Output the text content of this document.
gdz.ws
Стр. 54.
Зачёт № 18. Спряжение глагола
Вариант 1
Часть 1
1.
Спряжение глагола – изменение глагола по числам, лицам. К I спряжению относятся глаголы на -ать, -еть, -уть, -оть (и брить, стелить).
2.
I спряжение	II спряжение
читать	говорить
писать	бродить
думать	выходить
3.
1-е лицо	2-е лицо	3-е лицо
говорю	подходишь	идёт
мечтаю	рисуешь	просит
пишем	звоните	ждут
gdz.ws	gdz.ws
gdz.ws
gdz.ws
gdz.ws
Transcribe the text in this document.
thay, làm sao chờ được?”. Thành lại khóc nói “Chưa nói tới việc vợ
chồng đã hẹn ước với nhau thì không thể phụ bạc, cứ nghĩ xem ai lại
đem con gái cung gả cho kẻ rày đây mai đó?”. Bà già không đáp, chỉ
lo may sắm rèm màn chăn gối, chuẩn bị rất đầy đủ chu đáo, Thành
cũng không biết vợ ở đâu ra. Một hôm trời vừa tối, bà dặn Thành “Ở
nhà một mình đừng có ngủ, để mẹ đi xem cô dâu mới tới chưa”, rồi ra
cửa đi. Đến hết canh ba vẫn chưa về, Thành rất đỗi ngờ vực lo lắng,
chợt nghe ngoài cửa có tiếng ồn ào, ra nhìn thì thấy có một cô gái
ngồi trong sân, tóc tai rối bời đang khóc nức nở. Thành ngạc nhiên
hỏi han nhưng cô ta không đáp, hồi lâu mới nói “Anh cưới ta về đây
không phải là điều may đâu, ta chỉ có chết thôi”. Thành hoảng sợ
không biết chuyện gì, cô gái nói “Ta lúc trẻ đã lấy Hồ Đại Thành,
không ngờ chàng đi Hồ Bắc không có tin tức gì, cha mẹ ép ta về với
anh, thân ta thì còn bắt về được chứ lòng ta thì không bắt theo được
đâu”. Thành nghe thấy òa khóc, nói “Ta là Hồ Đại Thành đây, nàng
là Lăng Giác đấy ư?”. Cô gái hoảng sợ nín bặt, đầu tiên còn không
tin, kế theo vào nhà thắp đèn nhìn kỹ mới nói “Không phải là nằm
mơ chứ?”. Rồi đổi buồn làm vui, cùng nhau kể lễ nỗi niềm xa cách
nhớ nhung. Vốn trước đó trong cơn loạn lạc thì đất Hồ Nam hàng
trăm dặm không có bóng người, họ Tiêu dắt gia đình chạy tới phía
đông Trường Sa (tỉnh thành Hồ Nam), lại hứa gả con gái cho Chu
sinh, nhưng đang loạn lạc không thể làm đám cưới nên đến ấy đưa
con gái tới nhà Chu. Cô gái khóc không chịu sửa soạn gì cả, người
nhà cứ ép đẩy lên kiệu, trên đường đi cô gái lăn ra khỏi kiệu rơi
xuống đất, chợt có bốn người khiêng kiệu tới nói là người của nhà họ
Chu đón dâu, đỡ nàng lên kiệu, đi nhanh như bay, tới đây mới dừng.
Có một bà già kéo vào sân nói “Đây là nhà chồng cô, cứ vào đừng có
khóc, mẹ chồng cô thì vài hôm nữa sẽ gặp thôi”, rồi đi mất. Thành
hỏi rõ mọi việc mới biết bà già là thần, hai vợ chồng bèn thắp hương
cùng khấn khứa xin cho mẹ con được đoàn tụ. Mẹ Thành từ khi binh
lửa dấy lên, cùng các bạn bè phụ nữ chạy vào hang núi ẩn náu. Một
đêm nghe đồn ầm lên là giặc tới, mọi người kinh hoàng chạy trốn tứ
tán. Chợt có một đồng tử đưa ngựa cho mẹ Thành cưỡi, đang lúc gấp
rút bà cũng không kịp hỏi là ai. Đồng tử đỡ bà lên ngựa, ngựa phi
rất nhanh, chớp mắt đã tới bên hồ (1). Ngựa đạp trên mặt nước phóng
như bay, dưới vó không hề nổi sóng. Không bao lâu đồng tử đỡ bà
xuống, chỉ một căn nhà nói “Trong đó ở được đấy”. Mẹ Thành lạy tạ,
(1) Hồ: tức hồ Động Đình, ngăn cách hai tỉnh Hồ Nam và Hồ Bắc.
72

● What you will do: Each line of the material above must be retyped precisely.

● Solution below:
Output the text content of this document.
gdz.ws
Стр. 54.
Зачёт № 18. Спряжение глагола
Вариант 1
Часть 1
1.
Спряжение глагола – изменение глагола по числам, лицам. К I спряжению относятся глаголы на -ать, -еть, -уть, -оть (и брить, стелить).
2.
I спряжение	II спряжение
читать	говорить
писать	бродить
думать	выходить
3.
1-е лицо	2-е лицо	3-е лицо
говорю	подходишь	идёт
мечтаю	рисуешь	просит
пишем	звоните	ждут
gdz.ws	gdz.ws
gdz.ws
gdz.ws
gdz.ws
Transcribe the text in this document.
thay, làm sao chờ được?”. Thành lại khóc nói “Chưa nói tới việc vợ
chồng đã hẹn ước với nhau thì không thể phụ bạc, cứ nghĩ xem ai lại
đem con gái cung gả cho kẻ rày đây mai đó?”. Bà già không đáp, chỉ
lo may sắm rèm màn chăn gối, chuẩn bị rất đầy đủ chu đáo, Thành
cũng không biết vợ ở đâu ra. Một hôm trời vừa tối, bà dặn Thành “Ở
nhà một mình đừng có ngủ, để mẹ đi xem cô dâu mới tới chưa”, rồi ra
cửa đi. Đến hết canh ba vẫn chưa về, Thành rất đỗi ngờ vực lo lắng,
chợt nghe ngoài cửa có tiếng ồn ào, ra nhìn thì thấy có một cô gái
ngồi trong sân, tóc tai rối bời đang khóc nức nở. Thành ngạc nhiên
hỏi han nhưng cô ta không đáp, hồi lâu mới nói “Anh cưới ta về đây
không phải là điều may đâu, ta chỉ có chết thôi”. Thành hoảng sợ
không biết chuyện gì, cô gái nói “Ta lúc trẻ đã lấy Hồ Đại Thành,
không ngờ chàng đi Hồ Bắc không có tin tức gì, cha mẹ ép ta về với
anh, thân ta thì còn bắt về được chứ lòng ta thì không bắt theo được
đâu”. Thành nghe thấy òa khóc, nói “Ta là Hồ Đại Thành đây, nàng
là Lăng Giác đấy ư?”. Cô gái hoảng sợ nín bặt, đầu tiên còn không
tin, kế theo vào nhà thắp đèn nhìn kỹ mới nói “Không phải là nằm
mơ chứ?”. Rồi đổi buồn làm vui, cùng nhau kể lễ nỗi niềm xa cách
nhớ nhung. Vốn trước đó trong cơn loạn lạc thì đất Hồ Nam hàng
trăm dặm không có bóng người, họ Tiêu dắt gia đình chạy tới phía
đông Trường Sa (tỉnh thành Hồ Nam), lại hứa gả con gái cho Chu
sinh, nhưng đang loạn lạc không thể làm đám cưới nên đến ấy đưa
con gái tới nhà Chu. Cô gái khóc không chịu sửa soạn gì cả, người
nhà cứ ép đẩy lên kiệu, trên đường đi cô gái lăn ra khỏi kiệu rơi
xuống đất, chợt có bốn người khiêng kiệu tới nói là người của nhà họ
Chu đón dâu, đỡ nàng lên kiệu, đi nhanh như bay, tới đây mới dừng.
Có một bà già kéo vào sân nói “Đây là nhà chồng cô, cứ vào đừng có
khóc, mẹ chồng cô thì vài hôm nữa sẽ gặp thôi”, rồi đi mất. Thành
hỏi rõ mọi việc mới biết bà già là thần, hai vợ chồng bèn thắp hương
cùng khấn khứa xin cho mẹ con được đoàn tụ. Mẹ Thành từ khi binh
lửa dấy lên, cùng các bạn bè phụ nữ chạy vào hang núi ẩn náu. Một
đêm nghe đồn ầm lên là giặc tới, mọi người kinh hoàng chạy trốn tứ
tán. Chợt có một đồng tử đưa ngựa cho mẹ Thành cưỡi, đang lúc gấp
rút bà cũng không kịp hỏi là ai. Đồng tử đỡ bà lên ngựa, ngựa phi
rất nhanh, chớp mắt đã tới bên hồ (1). Ngựa đạp trên mặt nước phóng
như bay, dưới vó không hề nổi sóng. Không bao lâu đồng tử đỡ bà
xuống, chỉ một căn nhà nói “Trong đó ở được đấy”. Mẹ Thành lạy tạ,
(1) Hồ: tức hồ Động Đình, ngăn cách hai tỉnh Hồ Nam và Hồ Bắc.
72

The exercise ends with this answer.